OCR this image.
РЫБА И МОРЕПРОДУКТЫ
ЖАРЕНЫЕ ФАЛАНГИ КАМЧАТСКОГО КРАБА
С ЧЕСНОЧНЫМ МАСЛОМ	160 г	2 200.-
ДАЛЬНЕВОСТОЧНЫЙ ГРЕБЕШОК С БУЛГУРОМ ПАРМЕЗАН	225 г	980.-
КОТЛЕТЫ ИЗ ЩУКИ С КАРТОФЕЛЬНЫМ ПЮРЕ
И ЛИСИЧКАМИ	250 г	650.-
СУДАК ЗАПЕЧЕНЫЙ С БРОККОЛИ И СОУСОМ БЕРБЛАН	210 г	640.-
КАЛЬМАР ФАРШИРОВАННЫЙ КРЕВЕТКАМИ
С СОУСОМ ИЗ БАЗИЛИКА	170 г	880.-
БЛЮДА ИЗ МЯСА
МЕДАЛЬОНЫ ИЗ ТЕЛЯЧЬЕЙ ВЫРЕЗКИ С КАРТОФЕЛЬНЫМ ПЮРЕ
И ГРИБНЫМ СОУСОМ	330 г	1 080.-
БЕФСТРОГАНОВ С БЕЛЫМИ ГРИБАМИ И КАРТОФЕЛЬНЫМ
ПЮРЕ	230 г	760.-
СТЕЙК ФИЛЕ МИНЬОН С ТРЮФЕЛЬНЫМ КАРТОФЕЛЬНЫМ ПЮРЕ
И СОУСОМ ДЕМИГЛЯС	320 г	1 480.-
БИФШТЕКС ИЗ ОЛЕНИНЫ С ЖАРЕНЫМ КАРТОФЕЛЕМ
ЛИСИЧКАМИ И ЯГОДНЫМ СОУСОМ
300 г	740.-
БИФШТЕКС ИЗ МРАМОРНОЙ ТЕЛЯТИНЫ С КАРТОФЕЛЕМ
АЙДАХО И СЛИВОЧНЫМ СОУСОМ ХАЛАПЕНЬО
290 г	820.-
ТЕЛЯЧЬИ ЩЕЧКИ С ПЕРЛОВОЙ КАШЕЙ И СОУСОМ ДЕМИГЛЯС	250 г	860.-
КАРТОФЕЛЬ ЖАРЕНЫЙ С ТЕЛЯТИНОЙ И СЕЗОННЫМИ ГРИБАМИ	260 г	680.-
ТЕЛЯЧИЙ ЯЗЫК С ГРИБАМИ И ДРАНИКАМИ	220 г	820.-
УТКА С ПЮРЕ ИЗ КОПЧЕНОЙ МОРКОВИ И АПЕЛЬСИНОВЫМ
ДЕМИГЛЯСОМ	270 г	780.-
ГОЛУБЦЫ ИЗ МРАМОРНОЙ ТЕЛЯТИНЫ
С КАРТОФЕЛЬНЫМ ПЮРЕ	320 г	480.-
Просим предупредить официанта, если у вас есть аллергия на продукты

####

* _Required work_:
Pick out and copy every line that contains the word "ТЕЛЯТИНЫ".

* _Complete answer_:
БИФШТЕКС ИЗ МРАМОРНОЙ ТЕЛЯТИНЫ С КАРТОФЕЛЕМ
ГОЛУБЦЫ ИЗ МРАМОРНОЙ ТЕЛЯТИНЫ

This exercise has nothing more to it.